**Rows**
◆ ◆ ◆ ◆

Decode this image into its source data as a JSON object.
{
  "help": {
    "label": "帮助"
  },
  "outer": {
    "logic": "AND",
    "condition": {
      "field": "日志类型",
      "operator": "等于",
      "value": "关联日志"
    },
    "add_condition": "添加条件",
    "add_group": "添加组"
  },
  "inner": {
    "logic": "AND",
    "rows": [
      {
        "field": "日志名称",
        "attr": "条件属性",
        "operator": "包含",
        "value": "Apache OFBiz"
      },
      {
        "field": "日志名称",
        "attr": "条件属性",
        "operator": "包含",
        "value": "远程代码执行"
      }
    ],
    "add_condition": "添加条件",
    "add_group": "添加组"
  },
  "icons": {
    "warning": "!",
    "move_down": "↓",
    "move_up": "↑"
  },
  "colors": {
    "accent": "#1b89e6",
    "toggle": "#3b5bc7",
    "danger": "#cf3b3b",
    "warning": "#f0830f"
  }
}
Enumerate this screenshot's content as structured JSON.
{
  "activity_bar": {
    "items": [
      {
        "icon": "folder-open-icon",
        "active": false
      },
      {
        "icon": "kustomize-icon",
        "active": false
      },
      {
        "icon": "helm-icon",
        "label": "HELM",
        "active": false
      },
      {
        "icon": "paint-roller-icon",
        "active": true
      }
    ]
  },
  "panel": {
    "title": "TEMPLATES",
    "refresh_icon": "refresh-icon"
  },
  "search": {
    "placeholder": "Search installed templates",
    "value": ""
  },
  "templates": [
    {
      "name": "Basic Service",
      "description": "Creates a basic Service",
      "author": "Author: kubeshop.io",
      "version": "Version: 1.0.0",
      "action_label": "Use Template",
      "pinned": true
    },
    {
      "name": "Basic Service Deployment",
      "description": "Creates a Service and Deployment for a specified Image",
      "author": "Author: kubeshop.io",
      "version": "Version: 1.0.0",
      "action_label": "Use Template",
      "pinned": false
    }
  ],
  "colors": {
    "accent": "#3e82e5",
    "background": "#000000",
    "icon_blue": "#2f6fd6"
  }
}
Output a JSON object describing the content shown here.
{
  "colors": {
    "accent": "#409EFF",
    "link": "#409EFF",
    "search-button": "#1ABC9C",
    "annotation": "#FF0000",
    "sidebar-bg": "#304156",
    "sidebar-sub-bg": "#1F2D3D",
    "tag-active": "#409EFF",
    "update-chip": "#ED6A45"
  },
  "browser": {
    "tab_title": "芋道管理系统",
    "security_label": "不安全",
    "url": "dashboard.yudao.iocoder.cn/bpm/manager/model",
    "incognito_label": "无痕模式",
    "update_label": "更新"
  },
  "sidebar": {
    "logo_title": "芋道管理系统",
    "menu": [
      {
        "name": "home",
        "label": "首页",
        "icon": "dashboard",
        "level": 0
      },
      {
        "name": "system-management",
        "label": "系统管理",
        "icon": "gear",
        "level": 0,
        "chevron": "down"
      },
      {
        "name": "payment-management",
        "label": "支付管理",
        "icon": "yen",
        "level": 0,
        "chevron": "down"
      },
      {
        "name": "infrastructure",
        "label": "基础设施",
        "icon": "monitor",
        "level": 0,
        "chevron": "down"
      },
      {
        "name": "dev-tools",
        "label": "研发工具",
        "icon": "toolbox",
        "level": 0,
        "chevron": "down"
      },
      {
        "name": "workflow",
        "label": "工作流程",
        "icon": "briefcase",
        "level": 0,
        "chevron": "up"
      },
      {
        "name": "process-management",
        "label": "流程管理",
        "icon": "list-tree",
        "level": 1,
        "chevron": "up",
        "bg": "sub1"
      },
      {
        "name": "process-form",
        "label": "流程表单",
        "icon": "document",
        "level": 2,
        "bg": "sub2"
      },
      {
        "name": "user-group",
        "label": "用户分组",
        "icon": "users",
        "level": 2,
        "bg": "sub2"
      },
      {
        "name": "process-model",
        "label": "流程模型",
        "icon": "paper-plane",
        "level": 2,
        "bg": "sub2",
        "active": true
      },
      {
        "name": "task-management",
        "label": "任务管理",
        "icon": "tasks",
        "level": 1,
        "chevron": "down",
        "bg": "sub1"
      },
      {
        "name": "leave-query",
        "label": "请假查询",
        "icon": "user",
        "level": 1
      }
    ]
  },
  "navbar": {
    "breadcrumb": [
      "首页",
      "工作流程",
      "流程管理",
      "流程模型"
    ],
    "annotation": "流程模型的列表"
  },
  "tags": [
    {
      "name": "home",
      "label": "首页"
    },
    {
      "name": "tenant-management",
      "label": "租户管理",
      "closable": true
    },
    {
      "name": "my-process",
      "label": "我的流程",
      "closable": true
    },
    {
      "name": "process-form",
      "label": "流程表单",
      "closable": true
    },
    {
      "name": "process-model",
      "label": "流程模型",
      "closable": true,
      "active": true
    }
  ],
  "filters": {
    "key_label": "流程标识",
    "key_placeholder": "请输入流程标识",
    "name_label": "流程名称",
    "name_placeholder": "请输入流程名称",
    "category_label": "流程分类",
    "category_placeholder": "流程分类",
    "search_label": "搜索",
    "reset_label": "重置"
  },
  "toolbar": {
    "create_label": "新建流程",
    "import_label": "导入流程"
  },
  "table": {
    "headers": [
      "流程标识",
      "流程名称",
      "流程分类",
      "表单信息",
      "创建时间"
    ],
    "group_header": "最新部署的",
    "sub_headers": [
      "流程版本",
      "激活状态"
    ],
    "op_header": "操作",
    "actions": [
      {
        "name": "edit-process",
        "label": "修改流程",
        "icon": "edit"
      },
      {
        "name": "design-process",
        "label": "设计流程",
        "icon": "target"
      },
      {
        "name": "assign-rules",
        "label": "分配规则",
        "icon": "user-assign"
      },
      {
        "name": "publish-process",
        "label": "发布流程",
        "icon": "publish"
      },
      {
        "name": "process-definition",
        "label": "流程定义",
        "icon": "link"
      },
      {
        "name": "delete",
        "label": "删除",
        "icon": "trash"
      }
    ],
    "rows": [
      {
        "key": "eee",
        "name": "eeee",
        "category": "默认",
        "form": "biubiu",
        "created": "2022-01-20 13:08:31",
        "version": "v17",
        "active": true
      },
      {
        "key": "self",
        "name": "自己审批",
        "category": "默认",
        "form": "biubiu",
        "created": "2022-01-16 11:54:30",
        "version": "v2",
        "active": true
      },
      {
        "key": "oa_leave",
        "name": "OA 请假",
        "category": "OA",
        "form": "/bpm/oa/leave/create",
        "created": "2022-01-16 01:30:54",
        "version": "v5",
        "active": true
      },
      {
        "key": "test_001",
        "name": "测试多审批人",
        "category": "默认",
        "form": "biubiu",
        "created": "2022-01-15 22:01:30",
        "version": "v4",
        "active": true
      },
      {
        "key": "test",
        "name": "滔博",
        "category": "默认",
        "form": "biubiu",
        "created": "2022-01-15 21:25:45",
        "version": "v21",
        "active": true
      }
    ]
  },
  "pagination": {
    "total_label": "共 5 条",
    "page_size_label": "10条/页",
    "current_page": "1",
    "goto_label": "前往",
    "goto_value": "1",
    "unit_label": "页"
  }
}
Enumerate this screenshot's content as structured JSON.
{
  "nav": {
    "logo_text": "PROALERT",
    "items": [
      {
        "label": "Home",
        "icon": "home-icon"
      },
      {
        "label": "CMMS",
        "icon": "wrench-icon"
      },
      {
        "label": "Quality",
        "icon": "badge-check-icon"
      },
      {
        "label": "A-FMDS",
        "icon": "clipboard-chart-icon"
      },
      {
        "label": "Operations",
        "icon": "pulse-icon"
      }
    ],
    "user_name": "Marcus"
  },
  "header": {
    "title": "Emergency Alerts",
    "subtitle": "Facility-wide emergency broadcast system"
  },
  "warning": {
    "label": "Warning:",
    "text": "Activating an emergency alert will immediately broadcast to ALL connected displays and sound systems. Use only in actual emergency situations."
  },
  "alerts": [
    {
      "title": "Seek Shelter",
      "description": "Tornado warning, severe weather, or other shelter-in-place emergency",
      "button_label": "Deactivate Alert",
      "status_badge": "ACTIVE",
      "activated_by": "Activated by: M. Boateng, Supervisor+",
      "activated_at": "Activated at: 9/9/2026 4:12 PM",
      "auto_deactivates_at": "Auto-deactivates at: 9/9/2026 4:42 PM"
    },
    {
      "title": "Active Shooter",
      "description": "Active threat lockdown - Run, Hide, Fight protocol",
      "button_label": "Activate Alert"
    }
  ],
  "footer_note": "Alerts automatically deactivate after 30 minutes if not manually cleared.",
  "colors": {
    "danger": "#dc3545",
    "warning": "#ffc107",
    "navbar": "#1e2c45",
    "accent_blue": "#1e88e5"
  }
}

◆ ◆ ◆ ◆

**Task details**
Using the listing above, work out how many of its lines include "Creates", and give only the result.

**Solution for this problem**
2